Required task:
How many lines hold the string "this"? Reply with the number alone.

[Extracts from a graphics dataset]
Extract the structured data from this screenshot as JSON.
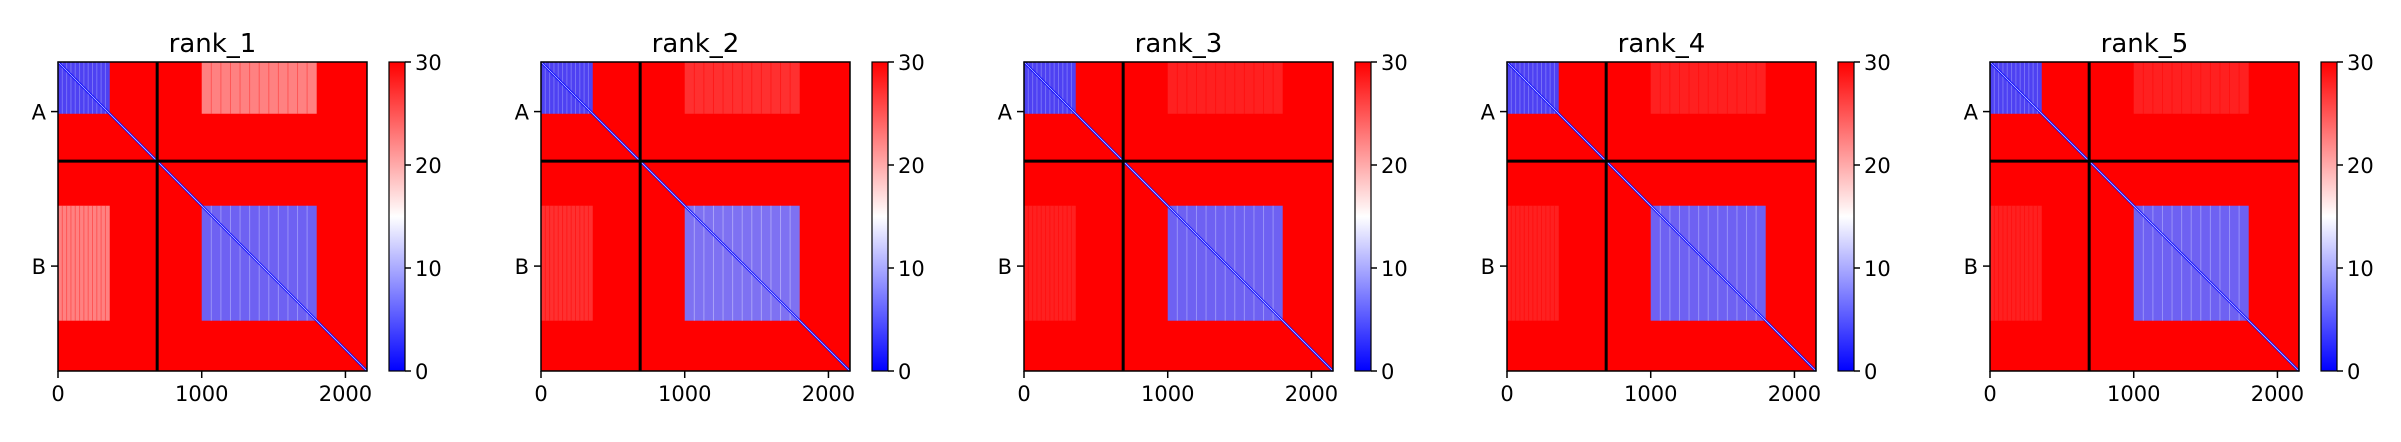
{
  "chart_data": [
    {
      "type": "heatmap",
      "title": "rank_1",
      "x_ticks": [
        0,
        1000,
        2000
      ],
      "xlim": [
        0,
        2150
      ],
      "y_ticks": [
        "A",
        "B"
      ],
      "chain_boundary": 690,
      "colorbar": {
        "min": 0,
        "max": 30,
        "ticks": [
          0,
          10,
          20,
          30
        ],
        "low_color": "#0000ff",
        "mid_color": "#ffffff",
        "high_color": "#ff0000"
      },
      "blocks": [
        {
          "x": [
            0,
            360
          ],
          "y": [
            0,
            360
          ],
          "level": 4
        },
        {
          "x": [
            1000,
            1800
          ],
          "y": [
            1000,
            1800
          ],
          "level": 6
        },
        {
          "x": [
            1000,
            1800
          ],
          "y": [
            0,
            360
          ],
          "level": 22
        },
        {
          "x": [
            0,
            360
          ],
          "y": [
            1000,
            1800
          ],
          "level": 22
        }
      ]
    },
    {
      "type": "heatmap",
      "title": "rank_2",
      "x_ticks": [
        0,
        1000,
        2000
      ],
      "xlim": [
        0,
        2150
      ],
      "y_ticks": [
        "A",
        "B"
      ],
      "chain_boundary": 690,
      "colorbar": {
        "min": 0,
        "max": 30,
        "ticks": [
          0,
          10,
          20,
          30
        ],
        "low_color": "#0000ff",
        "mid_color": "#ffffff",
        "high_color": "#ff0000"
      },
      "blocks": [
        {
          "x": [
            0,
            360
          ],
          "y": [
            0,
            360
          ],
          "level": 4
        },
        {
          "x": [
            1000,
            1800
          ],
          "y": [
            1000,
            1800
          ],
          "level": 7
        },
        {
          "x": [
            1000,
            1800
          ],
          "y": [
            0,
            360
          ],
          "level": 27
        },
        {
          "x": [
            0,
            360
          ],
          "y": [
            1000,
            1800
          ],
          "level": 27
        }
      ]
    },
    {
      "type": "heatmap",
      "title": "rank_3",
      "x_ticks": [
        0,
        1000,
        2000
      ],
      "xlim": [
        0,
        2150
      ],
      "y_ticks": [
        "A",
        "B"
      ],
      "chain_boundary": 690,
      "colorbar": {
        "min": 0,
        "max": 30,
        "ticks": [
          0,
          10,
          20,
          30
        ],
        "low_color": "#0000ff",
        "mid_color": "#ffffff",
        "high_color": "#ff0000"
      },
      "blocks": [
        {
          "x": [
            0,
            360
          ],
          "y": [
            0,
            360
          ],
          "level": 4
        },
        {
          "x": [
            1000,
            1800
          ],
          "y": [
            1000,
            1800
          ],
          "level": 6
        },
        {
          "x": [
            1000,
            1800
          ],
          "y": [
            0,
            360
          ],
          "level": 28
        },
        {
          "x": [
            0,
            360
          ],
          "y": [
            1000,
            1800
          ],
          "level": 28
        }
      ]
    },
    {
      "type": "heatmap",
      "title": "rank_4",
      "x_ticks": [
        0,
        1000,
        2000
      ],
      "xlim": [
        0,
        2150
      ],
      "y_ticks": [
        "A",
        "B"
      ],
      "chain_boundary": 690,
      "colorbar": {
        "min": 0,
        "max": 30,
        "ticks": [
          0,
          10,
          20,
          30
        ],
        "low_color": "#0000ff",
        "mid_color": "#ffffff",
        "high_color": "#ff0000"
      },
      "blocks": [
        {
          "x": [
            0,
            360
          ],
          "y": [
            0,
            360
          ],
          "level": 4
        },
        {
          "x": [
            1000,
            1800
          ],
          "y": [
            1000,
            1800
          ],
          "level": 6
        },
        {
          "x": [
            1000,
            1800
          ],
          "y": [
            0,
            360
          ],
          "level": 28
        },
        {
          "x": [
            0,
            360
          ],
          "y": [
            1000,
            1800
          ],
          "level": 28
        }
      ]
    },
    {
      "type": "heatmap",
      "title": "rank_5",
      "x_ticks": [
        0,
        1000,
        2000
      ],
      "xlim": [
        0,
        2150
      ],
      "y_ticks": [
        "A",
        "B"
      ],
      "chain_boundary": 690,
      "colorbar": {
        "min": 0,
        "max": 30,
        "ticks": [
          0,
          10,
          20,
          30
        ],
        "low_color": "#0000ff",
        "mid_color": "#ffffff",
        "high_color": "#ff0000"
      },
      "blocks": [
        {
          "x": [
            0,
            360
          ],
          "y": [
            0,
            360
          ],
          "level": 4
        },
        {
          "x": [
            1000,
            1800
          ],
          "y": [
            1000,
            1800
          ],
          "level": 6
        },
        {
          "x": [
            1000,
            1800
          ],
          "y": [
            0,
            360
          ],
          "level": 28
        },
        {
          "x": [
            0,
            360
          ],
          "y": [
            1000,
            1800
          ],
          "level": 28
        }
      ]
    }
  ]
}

==

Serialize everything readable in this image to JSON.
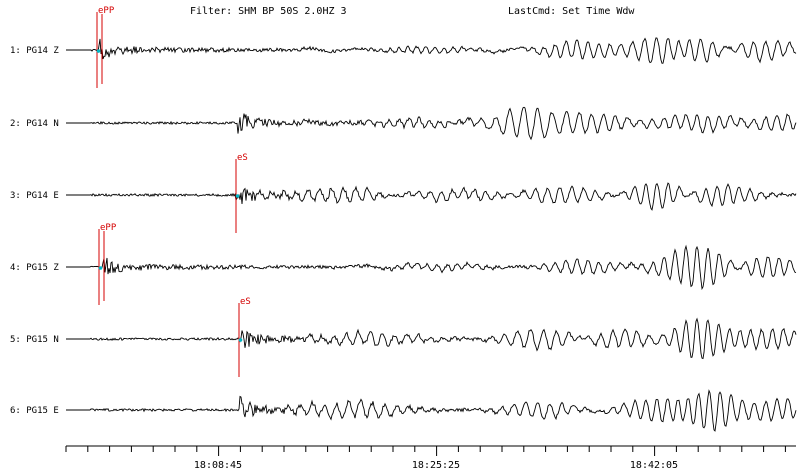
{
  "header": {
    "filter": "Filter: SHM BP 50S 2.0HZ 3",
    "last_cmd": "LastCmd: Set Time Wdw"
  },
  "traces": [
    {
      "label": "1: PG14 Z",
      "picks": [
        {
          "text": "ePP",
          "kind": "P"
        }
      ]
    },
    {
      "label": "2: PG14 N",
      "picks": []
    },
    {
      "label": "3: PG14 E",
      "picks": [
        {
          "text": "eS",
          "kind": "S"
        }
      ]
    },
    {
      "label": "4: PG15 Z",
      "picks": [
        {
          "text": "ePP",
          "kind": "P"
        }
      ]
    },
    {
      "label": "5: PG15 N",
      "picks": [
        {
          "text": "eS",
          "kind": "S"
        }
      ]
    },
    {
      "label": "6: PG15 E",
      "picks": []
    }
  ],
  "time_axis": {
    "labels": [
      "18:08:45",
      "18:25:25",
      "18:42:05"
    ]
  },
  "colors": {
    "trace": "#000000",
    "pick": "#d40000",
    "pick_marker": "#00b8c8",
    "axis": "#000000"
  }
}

Correct output:
2